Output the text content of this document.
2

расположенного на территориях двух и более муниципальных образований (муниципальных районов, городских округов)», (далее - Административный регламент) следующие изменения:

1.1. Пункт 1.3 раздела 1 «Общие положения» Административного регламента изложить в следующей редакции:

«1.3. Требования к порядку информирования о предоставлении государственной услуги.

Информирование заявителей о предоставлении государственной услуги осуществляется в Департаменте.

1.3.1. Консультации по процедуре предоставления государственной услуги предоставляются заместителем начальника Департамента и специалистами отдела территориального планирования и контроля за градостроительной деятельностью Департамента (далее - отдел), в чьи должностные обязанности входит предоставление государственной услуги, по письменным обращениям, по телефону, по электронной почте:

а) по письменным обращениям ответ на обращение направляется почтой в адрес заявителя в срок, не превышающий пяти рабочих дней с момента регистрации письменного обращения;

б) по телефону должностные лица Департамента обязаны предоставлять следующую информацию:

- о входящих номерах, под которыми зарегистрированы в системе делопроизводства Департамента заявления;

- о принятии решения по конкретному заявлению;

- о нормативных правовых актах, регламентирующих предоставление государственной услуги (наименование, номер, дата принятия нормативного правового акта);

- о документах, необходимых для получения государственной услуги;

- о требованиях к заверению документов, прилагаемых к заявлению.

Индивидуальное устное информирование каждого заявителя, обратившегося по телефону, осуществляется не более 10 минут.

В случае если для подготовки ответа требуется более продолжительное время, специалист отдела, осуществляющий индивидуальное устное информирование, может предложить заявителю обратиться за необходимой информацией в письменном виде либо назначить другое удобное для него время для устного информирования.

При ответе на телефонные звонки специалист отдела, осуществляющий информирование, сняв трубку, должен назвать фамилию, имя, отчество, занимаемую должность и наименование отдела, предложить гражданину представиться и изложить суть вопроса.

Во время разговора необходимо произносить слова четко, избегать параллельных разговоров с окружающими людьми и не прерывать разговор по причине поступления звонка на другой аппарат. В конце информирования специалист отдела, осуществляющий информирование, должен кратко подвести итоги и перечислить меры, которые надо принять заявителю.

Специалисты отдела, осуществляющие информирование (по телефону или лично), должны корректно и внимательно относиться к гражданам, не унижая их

---

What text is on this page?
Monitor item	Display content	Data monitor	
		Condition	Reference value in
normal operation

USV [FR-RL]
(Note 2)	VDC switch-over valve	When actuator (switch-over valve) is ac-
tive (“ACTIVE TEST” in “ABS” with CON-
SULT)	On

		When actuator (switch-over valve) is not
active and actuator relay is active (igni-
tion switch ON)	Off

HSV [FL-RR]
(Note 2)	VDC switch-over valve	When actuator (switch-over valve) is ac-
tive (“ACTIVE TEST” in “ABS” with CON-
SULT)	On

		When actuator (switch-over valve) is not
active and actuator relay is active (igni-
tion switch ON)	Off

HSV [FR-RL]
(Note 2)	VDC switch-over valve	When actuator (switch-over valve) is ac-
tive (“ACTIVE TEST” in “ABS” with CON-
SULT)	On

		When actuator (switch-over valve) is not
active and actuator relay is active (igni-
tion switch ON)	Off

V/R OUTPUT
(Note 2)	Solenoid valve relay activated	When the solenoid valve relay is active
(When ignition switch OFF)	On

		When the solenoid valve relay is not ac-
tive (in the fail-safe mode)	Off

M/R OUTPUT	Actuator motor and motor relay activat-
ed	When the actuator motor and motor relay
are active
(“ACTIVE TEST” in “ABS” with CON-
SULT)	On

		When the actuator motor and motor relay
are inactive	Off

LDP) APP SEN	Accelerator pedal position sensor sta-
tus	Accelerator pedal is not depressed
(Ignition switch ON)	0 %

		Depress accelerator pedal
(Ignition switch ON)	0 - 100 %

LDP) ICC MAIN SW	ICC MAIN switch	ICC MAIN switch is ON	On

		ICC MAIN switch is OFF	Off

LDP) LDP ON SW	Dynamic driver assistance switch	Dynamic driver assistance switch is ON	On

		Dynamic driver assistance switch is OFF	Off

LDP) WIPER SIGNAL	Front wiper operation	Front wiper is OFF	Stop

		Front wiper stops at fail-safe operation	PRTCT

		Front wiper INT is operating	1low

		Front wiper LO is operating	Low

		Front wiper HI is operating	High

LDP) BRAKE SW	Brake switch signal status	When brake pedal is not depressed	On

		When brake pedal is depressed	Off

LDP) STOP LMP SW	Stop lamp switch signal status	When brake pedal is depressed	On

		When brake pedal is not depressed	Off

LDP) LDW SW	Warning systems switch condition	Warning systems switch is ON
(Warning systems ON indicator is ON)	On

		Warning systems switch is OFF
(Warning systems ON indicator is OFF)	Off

---

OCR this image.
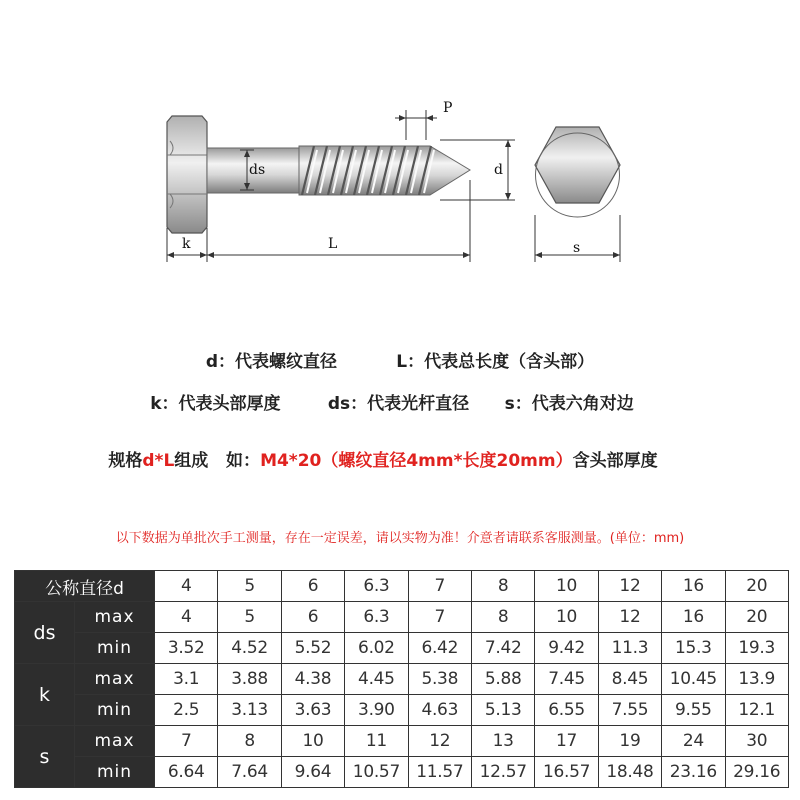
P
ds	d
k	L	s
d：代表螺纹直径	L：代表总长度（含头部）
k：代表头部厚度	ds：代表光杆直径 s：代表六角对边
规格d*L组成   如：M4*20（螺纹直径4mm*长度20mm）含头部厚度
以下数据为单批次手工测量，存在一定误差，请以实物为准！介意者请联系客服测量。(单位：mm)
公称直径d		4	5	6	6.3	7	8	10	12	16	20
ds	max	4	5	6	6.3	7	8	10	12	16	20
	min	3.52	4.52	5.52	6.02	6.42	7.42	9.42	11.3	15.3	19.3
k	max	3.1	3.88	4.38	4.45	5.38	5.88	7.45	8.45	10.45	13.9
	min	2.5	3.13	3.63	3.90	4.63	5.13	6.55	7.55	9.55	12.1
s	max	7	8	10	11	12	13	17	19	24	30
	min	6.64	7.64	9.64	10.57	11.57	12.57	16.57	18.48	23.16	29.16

WHAT TO DO:
Determine how many lines in the data above contain the string "operation". Give nothing except the number.

THE COMPLETED TASK:
3